— Start LISTED ENTRIES —

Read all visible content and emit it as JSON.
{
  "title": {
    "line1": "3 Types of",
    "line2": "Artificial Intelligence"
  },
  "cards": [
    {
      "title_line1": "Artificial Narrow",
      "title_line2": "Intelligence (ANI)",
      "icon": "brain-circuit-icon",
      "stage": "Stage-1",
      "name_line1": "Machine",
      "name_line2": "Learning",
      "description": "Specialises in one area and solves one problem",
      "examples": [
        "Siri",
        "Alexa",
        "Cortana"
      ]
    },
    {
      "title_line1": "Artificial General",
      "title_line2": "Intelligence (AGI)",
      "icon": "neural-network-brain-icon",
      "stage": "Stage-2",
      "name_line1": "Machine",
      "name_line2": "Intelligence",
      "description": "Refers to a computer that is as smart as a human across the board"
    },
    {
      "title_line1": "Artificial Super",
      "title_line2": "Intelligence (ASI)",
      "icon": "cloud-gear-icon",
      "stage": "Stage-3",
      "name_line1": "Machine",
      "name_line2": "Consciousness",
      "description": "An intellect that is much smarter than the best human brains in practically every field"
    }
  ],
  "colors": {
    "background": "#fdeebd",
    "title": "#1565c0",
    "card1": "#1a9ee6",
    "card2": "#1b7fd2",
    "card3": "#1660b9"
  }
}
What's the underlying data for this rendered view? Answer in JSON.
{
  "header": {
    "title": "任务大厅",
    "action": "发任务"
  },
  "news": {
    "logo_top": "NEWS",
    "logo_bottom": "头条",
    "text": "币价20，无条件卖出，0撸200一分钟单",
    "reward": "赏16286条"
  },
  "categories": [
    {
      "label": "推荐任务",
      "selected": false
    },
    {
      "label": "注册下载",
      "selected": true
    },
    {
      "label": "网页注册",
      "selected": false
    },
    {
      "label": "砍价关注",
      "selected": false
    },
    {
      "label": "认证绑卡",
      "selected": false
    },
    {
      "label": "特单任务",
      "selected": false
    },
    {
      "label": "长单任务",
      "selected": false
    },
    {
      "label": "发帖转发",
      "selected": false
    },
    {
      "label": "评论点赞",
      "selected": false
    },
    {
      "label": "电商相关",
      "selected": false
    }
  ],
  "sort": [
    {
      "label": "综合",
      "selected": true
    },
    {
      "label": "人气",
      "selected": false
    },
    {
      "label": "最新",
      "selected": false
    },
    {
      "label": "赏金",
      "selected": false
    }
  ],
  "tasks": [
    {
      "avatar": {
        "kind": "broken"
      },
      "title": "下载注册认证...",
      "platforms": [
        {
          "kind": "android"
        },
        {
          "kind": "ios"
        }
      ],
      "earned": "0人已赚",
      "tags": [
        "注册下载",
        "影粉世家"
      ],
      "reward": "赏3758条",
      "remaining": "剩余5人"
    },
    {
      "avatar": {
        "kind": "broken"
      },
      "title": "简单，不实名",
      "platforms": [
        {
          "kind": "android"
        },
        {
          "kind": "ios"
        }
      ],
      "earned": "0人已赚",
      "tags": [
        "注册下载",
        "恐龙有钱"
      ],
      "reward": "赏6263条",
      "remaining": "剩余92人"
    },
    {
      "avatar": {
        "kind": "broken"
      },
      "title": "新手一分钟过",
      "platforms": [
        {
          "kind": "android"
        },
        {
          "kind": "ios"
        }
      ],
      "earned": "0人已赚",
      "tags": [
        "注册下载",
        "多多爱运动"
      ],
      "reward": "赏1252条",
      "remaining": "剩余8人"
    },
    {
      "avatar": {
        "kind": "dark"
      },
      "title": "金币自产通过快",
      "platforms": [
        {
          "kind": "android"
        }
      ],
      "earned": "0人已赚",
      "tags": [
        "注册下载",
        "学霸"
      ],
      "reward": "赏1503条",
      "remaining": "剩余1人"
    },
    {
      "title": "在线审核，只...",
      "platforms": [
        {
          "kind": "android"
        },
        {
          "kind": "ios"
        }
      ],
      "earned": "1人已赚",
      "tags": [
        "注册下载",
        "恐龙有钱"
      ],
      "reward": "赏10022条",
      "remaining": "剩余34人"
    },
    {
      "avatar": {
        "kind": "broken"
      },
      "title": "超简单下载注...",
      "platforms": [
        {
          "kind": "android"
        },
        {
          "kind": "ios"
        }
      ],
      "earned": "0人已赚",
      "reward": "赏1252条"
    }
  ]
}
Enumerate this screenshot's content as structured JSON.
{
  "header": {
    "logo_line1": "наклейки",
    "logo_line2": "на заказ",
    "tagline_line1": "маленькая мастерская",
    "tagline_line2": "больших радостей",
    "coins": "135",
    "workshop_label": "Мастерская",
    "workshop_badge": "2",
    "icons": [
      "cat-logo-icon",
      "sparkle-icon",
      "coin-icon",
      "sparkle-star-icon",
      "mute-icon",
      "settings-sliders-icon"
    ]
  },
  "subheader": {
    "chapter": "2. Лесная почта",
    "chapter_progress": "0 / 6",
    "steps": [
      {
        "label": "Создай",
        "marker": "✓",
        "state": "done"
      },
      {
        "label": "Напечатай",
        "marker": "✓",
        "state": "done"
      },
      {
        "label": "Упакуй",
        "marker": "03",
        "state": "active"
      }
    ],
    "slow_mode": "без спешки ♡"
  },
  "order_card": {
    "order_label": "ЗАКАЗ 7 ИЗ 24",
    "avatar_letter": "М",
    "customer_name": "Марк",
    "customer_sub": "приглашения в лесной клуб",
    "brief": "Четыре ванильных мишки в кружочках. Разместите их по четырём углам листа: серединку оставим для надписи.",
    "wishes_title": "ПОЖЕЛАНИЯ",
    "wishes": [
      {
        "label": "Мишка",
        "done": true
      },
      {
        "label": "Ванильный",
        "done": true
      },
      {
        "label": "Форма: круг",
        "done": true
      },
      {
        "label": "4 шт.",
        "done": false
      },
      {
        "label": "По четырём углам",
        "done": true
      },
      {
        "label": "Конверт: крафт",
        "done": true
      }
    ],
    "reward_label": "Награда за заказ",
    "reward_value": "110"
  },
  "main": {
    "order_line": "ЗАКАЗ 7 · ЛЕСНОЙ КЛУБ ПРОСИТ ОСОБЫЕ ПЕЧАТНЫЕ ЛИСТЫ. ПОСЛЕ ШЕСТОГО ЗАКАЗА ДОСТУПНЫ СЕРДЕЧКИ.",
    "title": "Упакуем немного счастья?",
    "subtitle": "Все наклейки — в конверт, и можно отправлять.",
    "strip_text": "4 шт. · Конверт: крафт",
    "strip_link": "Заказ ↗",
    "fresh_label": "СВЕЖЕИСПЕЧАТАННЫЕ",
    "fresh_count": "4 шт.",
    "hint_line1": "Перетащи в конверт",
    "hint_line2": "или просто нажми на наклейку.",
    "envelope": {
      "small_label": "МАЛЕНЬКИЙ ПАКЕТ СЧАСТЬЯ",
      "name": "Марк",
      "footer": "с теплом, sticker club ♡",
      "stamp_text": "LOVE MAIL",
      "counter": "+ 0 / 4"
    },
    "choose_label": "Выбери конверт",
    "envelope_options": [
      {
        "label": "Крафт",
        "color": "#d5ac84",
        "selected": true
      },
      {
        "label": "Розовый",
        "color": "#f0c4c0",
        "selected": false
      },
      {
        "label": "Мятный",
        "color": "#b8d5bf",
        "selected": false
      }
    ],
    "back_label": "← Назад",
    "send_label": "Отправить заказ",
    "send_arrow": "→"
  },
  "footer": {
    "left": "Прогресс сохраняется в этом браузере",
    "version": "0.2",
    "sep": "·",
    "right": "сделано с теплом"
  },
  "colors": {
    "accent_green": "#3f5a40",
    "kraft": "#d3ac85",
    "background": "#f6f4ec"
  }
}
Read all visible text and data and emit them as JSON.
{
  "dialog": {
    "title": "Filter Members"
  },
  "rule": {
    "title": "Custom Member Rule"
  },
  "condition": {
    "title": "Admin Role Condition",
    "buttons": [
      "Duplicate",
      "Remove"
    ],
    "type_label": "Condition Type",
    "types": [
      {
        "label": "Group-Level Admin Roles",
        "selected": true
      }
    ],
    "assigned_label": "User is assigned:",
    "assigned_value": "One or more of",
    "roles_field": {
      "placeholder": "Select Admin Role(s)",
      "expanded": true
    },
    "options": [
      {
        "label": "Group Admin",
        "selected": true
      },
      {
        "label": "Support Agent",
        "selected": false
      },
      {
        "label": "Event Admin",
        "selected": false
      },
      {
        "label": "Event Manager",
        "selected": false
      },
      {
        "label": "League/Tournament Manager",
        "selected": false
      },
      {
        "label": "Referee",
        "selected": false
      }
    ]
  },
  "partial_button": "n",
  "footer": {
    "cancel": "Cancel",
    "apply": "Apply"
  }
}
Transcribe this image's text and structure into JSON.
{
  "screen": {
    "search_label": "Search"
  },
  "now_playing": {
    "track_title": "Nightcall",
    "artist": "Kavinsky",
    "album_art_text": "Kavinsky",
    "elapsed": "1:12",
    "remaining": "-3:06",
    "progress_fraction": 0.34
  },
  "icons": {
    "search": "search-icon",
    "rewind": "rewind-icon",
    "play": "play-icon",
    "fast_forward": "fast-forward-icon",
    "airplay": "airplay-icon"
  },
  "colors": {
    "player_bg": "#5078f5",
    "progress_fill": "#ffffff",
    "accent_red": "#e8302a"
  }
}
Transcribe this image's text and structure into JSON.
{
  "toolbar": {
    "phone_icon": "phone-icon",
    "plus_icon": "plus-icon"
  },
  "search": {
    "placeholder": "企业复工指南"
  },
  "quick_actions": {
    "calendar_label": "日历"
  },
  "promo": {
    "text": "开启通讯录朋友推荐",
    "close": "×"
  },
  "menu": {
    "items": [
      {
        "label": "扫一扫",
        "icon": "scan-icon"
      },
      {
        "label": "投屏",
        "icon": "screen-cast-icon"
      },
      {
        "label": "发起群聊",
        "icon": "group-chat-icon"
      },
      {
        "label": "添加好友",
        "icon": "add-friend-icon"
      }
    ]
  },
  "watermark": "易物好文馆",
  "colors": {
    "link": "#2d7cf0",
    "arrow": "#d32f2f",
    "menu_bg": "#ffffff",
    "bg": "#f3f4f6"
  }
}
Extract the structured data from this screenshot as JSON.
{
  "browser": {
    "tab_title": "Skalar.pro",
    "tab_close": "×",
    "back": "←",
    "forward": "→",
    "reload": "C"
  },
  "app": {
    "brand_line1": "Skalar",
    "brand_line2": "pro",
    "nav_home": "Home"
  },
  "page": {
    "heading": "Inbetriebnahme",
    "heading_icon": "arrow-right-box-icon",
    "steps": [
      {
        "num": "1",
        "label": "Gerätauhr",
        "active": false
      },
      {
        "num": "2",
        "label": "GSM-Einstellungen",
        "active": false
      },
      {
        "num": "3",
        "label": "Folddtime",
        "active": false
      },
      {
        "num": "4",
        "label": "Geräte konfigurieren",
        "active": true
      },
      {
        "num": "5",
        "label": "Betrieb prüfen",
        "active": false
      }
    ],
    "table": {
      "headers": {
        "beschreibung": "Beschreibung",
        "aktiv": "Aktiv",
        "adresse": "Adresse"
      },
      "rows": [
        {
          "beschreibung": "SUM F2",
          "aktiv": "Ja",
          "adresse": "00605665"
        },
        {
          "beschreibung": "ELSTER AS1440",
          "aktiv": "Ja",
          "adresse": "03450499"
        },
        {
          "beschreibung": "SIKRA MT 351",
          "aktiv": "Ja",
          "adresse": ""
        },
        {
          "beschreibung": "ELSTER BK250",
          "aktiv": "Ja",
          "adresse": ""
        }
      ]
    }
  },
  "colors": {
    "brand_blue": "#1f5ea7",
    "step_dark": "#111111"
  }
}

— End LISTED ENTRIES —

JOB: Within the data above, pick out all lines holding the word "Kavinsky".

PROBLEM SOLUTION:
    "artist": "Kavinsky",
    "album_art_text": "Kavinsky",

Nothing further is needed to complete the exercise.